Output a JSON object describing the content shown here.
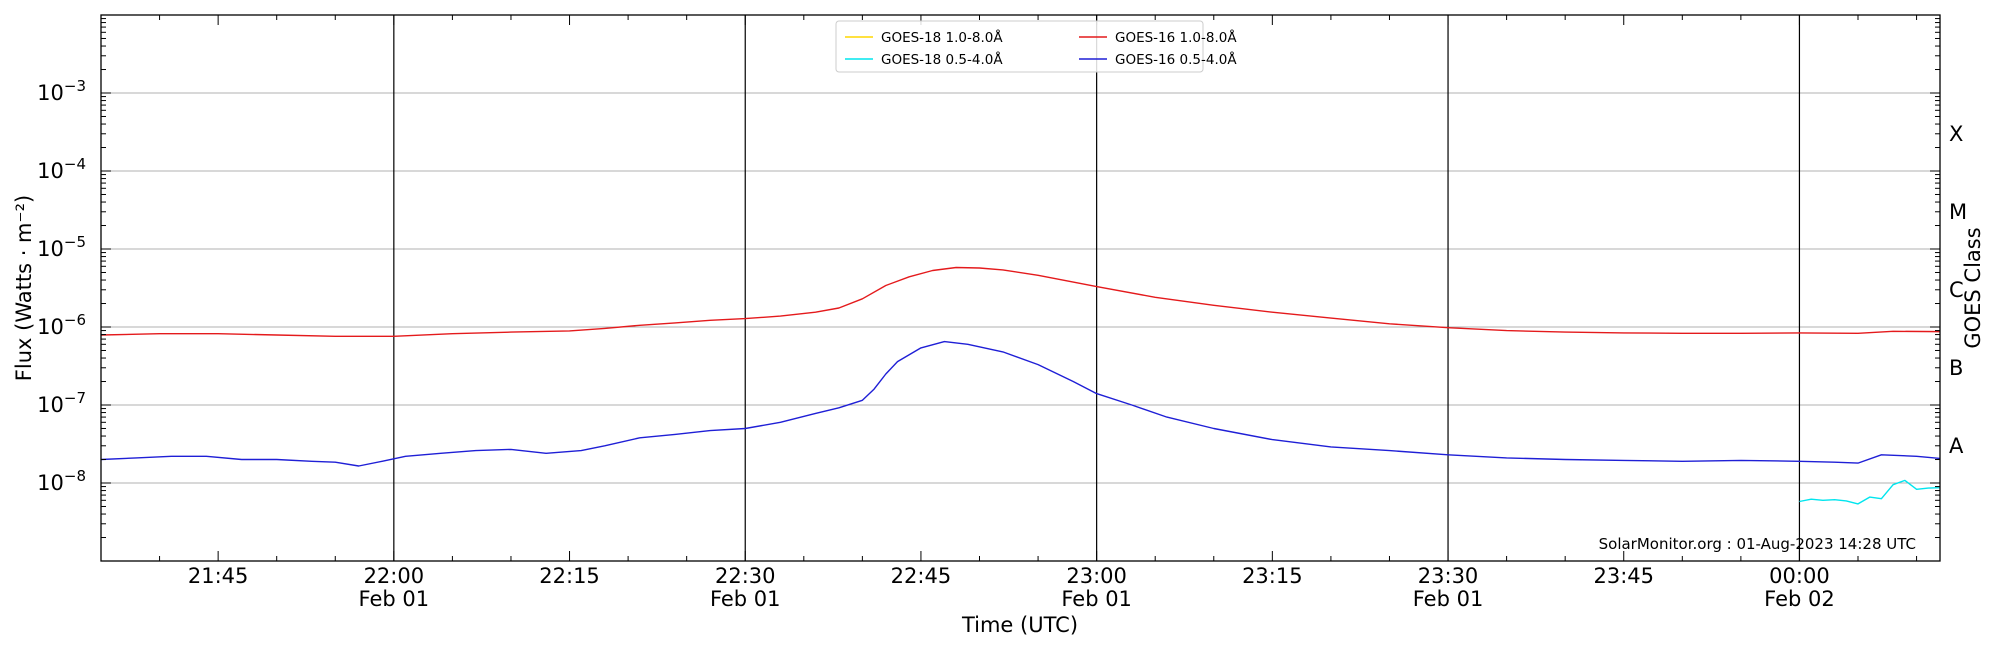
{
  "chart_data": {
    "type": "line",
    "title": "",
    "xlabel": "Time (UTC)",
    "ylabel": "Flux (Watts · m⁻²)",
    "y2label": "GOES Class",
    "yscale": "log",
    "xlim": [
      "21:35",
      "00:12"
    ],
    "ylim": [
      1e-09,
      0.01
    ],
    "grid": "horizontal at decades",
    "legend_position": "top-center",
    "x_ticks": [
      {
        "time": "21:45",
        "label": "21:45",
        "date": ""
      },
      {
        "time": "22:00",
        "label": "22:00",
        "date": "Feb 01"
      },
      {
        "time": "22:15",
        "label": "22:15",
        "date": ""
      },
      {
        "time": "22:30",
        "label": "22:30",
        "date": "Feb 01"
      },
      {
        "time": "22:45",
        "label": "22:45",
        "date": ""
      },
      {
        "time": "23:00",
        "label": "23:00",
        "date": "Feb 01"
      },
      {
        "time": "23:15",
        "label": "23:15",
        "date": ""
      },
      {
        "time": "23:30",
        "label": "23:30",
        "date": "Feb 01"
      },
      {
        "time": "23:45",
        "label": "23:45",
        "date": ""
      },
      {
        "time": "00:00",
        "label": "00:00",
        "date": "Feb 02"
      }
    ],
    "vertical_lines": [
      "22:00",
      "22:30",
      "23:00",
      "23:30",
      "00:00"
    ],
    "y_ticks": [
      {
        "value": 1e-08,
        "base": "10",
        "exp": "−8"
      },
      {
        "value": 1e-07,
        "base": "10",
        "exp": "−7"
      },
      {
        "value": 1e-06,
        "base": "10",
        "exp": "−6"
      },
      {
        "value": 1e-05,
        "base": "10",
        "exp": "−5"
      },
      {
        "value": 0.0001,
        "base": "10",
        "exp": "−4"
      },
      {
        "value": 0.001,
        "base": "10",
        "exp": "−3"
      }
    ],
    "goes_classes": [
      {
        "label": "A",
        "value": 3e-08
      },
      {
        "label": "B",
        "value": 3e-07
      },
      {
        "label": "C",
        "value": 3e-06
      },
      {
        "label": "M",
        "value": 3e-05
      },
      {
        "label": "X",
        "value": 0.0003
      }
    ],
    "annotation": "SolarMonitor.org : 01-Aug-2023 14:28 UTC",
    "series": [
      {
        "name": "GOES-18 1.0-8.0Å",
        "color": "#ffd700",
        "points": []
      },
      {
        "name": "GOES-18 0.5-4.0Å",
        "color": "#00e5ee",
        "points": [
          [
            "00:00",
            5.8e-09
          ],
          [
            "00:01",
            6.2e-09
          ],
          [
            "00:02",
            6e-09
          ],
          [
            "00:03",
            6.1e-09
          ],
          [
            "00:04",
            5.9e-09
          ],
          [
            "00:05",
            5.4e-09
          ],
          [
            "00:06",
            6.6e-09
          ],
          [
            "00:07",
            6.3e-09
          ],
          [
            "00:08",
            9.5e-09
          ],
          [
            "00:09",
            1.08e-08
          ],
          [
            "00:10",
            8.3e-09
          ],
          [
            "00:11",
            8.6e-09
          ],
          [
            "00:12",
            8.7e-09
          ],
          [
            "00:13",
            9.6e-09
          ]
        ]
      },
      {
        "name": "GOES-16 1.0-8.0Å",
        "color": "#e41a1c",
        "points": [
          [
            "21:35",
            7.9e-07
          ],
          [
            "21:40",
            8.2e-07
          ],
          [
            "21:45",
            8.2e-07
          ],
          [
            "21:50",
            7.9e-07
          ],
          [
            "21:55",
            7.6e-07
          ],
          [
            "22:00",
            7.6e-07
          ],
          [
            "22:05",
            8.2e-07
          ],
          [
            "22:10",
            8.6e-07
          ],
          [
            "22:15",
            8.9e-07
          ],
          [
            "22:18",
            9.6e-07
          ],
          [
            "22:21",
            1.05e-06
          ],
          [
            "22:24",
            1.13e-06
          ],
          [
            "22:27",
            1.22e-06
          ],
          [
            "22:30",
            1.28e-06
          ],
          [
            "22:33",
            1.38e-06
          ],
          [
            "22:36",
            1.55e-06
          ],
          [
            "22:38",
            1.75e-06
          ],
          [
            "22:40",
            2.3e-06
          ],
          [
            "22:42",
            3.4e-06
          ],
          [
            "22:44",
            4.4e-06
          ],
          [
            "22:46",
            5.3e-06
          ],
          [
            "22:48",
            5.8e-06
          ],
          [
            "22:50",
            5.7e-06
          ],
          [
            "22:52",
            5.4e-06
          ],
          [
            "22:55",
            4.6e-06
          ],
          [
            "23:00",
            3.3e-06
          ],
          [
            "23:05",
            2.4e-06
          ],
          [
            "23:10",
            1.9e-06
          ],
          [
            "23:15",
            1.55e-06
          ],
          [
            "23:20",
            1.3e-06
          ],
          [
            "23:25",
            1.1e-06
          ],
          [
            "23:30",
            9.8e-07
          ],
          [
            "23:35",
            9e-07
          ],
          [
            "23:40",
            8.6e-07
          ],
          [
            "23:45",
            8.4e-07
          ],
          [
            "23:50",
            8.3e-07
          ],
          [
            "23:55",
            8.3e-07
          ],
          [
            "00:00",
            8.4e-07
          ],
          [
            "00:05",
            8.3e-07
          ],
          [
            "00:08",
            8.8e-07
          ],
          [
            "00:13",
            8.7e-07
          ]
        ]
      },
      {
        "name": "GOES-16 0.5-4.0Å",
        "color": "#1f1fd6",
        "points": [
          [
            "21:35",
            2e-08
          ],
          [
            "21:38",
            2.1e-08
          ],
          [
            "21:41",
            2.2e-08
          ],
          [
            "21:44",
            2.2e-08
          ],
          [
            "21:47",
            2e-08
          ],
          [
            "21:50",
            2e-08
          ],
          [
            "21:53",
            1.9e-08
          ],
          [
            "21:55",
            1.85e-08
          ],
          [
            "21:57",
            1.65e-08
          ],
          [
            "21:59",
            1.9e-08
          ],
          [
            "22:01",
            2.2e-08
          ],
          [
            "22:04",
            2.4e-08
          ],
          [
            "22:07",
            2.6e-08
          ],
          [
            "22:10",
            2.7e-08
          ],
          [
            "22:13",
            2.4e-08
          ],
          [
            "22:16",
            2.6e-08
          ],
          [
            "22:18",
            3e-08
          ],
          [
            "22:21",
            3.8e-08
          ],
          [
            "22:24",
            4.2e-08
          ],
          [
            "22:27",
            4.7e-08
          ],
          [
            "22:30",
            5e-08
          ],
          [
            "22:33",
            6e-08
          ],
          [
            "22:36",
            7.8e-08
          ],
          [
            "22:38",
            9.2e-08
          ],
          [
            "22:40",
            1.15e-07
          ],
          [
            "22:41",
            1.6e-07
          ],
          [
            "22:42",
            2.5e-07
          ],
          [
            "22:43",
            3.6e-07
          ],
          [
            "22:45",
            5.4e-07
          ],
          [
            "22:47",
            6.5e-07
          ],
          [
            "22:49",
            6e-07
          ],
          [
            "22:52",
            4.8e-07
          ],
          [
            "22:55",
            3.3e-07
          ],
          [
            "22:58",
            2e-07
          ],
          [
            "23:00",
            1.4e-07
          ],
          [
            "23:03",
            1e-07
          ],
          [
            "23:06",
            7e-08
          ],
          [
            "23:10",
            5e-08
          ],
          [
            "23:15",
            3.6e-08
          ],
          [
            "23:20",
            2.9e-08
          ],
          [
            "23:25",
            2.6e-08
          ],
          [
            "23:30",
            2.3e-08
          ],
          [
            "23:35",
            2.1e-08
          ],
          [
            "23:40",
            2e-08
          ],
          [
            "23:45",
            1.95e-08
          ],
          [
            "23:50",
            1.9e-08
          ],
          [
            "23:55",
            1.95e-08
          ],
          [
            "00:00",
            1.9e-08
          ],
          [
            "00:03",
            1.85e-08
          ],
          [
            "00:05",
            1.8e-08
          ],
          [
            "00:07",
            2.3e-08
          ],
          [
            "00:10",
            2.2e-08
          ],
          [
            "00:13",
            2e-08
          ]
        ]
      }
    ]
  }
}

______________________________

__WHAT THIS TASK INVOLVES__: Determine how many lines of the material include the string "value". Output only that count.

__THE OUTPUT__: 11